Records from a data collection:

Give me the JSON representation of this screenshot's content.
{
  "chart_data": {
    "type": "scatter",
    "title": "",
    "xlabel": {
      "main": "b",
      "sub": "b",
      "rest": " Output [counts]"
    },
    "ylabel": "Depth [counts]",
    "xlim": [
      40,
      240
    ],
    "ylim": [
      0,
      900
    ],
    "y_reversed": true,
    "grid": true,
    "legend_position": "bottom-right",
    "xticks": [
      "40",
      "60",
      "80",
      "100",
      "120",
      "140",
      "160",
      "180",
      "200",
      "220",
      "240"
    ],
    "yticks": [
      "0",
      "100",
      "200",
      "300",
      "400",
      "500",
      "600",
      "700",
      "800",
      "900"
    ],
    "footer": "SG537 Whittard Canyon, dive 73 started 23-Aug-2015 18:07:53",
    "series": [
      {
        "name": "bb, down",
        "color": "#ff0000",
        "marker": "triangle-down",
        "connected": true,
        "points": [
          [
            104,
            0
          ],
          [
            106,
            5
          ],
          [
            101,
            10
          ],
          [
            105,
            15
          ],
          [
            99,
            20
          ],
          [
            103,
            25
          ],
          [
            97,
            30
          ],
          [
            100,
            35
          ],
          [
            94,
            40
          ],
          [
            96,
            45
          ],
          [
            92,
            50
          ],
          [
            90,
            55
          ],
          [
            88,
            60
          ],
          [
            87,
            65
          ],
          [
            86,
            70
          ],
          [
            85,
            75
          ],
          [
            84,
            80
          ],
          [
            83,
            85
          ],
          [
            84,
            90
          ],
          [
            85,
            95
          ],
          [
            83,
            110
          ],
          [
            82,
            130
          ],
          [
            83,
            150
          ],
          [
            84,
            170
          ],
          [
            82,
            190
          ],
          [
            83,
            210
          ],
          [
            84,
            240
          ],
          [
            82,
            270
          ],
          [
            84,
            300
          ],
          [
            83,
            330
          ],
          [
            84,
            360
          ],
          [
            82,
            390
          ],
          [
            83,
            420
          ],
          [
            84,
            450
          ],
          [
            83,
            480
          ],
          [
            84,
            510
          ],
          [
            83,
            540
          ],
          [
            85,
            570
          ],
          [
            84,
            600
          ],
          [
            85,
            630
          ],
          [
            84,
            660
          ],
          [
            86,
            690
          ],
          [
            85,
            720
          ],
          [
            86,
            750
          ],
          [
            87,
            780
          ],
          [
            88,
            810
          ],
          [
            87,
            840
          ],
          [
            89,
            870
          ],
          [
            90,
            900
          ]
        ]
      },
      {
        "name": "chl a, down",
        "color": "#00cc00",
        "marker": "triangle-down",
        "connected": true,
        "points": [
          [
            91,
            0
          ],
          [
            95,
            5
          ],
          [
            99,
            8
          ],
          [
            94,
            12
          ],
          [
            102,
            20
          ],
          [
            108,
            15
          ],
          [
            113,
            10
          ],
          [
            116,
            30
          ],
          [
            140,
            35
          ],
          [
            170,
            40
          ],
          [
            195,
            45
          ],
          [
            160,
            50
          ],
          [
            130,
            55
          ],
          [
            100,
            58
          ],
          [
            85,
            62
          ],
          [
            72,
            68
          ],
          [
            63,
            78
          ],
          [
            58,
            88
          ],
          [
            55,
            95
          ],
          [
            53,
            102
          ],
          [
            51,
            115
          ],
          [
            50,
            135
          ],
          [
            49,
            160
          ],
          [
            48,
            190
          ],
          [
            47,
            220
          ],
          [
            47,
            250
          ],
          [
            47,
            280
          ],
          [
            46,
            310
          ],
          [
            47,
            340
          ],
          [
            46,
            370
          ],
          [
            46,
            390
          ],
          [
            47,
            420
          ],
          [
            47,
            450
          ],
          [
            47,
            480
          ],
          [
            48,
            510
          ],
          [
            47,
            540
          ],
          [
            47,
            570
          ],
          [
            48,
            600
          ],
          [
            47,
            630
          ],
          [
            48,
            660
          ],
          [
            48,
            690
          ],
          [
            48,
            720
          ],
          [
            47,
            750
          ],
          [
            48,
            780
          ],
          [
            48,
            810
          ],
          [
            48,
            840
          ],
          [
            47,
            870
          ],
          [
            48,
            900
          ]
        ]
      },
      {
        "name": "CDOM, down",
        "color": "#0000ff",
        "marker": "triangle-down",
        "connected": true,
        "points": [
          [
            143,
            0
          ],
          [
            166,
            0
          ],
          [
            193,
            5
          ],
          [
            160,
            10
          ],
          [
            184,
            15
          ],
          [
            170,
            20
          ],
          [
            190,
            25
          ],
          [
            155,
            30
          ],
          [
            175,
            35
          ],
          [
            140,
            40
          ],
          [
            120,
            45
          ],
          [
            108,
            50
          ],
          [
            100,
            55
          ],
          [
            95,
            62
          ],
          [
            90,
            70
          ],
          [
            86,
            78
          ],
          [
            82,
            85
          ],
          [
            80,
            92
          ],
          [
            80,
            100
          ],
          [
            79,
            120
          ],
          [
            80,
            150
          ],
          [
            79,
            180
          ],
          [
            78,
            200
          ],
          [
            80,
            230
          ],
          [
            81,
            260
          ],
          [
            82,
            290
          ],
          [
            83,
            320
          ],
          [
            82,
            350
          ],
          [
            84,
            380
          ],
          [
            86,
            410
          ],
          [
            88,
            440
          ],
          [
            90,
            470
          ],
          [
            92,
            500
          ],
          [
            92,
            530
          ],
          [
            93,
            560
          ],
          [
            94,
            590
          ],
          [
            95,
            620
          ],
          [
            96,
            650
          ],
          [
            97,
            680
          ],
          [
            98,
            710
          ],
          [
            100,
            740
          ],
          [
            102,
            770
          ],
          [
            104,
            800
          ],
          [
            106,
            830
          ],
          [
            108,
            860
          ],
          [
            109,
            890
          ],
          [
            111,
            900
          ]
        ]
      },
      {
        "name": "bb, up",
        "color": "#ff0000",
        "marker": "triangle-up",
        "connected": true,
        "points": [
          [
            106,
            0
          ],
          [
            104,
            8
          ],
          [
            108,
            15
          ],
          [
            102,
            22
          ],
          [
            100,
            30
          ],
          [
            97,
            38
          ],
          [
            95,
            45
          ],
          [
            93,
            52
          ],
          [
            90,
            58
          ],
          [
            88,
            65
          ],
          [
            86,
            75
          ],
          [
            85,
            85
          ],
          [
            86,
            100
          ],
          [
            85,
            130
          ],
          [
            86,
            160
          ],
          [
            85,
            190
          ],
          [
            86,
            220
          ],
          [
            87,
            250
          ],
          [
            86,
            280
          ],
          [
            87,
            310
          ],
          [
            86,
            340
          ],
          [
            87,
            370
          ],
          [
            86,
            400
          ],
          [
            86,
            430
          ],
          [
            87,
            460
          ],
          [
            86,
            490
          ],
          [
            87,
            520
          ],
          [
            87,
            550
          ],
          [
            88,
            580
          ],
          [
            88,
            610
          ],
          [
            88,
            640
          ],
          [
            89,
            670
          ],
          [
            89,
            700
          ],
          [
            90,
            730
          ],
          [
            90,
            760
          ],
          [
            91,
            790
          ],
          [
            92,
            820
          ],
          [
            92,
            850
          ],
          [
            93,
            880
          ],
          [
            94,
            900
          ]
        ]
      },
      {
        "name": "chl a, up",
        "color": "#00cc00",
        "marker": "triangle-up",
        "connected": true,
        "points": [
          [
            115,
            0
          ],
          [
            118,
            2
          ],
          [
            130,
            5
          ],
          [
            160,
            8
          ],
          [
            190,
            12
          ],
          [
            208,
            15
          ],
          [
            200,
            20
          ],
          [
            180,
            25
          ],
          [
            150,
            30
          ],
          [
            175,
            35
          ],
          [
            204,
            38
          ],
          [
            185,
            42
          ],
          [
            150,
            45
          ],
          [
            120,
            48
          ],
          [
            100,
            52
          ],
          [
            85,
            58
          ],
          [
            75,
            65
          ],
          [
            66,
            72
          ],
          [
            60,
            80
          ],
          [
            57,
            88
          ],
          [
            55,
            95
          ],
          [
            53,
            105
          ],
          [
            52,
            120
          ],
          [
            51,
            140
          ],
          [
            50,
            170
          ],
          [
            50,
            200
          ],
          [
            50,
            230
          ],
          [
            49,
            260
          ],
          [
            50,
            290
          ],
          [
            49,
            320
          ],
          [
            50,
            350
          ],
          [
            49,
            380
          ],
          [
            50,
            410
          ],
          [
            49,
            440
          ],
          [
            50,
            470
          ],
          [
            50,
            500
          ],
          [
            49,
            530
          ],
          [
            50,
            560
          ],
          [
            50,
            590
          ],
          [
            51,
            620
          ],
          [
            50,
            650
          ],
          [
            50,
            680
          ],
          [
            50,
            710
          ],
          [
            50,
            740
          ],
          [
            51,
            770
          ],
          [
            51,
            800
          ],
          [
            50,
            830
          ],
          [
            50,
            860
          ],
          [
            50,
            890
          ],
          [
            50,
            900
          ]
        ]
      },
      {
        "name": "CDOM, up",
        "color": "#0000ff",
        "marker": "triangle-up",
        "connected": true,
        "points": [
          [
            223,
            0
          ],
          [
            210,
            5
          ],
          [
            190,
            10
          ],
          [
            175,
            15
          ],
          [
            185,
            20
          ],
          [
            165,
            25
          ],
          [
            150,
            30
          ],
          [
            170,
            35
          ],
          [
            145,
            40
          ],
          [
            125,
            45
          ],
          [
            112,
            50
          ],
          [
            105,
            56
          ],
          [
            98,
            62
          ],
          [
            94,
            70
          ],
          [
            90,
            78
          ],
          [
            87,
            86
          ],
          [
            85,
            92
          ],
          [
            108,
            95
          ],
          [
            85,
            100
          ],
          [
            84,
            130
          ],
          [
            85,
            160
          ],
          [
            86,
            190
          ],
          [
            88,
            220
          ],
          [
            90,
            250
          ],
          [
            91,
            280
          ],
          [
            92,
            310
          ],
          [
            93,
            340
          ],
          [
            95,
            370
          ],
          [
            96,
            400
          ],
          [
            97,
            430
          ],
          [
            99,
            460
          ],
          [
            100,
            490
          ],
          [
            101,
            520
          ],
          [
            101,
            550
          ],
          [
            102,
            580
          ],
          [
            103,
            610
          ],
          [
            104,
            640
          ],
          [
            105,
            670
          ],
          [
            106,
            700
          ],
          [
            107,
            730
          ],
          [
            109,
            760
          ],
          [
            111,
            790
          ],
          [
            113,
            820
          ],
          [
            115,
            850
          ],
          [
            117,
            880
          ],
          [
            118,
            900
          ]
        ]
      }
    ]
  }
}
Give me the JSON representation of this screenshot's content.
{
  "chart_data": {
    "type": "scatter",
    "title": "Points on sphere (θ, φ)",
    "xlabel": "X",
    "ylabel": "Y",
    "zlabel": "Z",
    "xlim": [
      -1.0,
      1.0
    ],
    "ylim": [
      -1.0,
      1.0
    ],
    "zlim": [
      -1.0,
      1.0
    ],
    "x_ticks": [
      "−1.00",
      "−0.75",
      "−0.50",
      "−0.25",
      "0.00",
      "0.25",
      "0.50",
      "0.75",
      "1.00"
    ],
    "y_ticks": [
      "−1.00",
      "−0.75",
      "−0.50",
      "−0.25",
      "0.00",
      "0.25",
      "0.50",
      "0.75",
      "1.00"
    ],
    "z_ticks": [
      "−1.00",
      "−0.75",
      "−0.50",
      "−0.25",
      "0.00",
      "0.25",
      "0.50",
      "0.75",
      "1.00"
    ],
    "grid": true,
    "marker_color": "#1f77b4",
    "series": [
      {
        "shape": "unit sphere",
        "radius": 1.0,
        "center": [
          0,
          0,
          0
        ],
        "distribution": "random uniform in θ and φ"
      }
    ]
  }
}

Your goal
Tally the lines of the listing above that include the word "name". Answer with the number alone.

Result below
6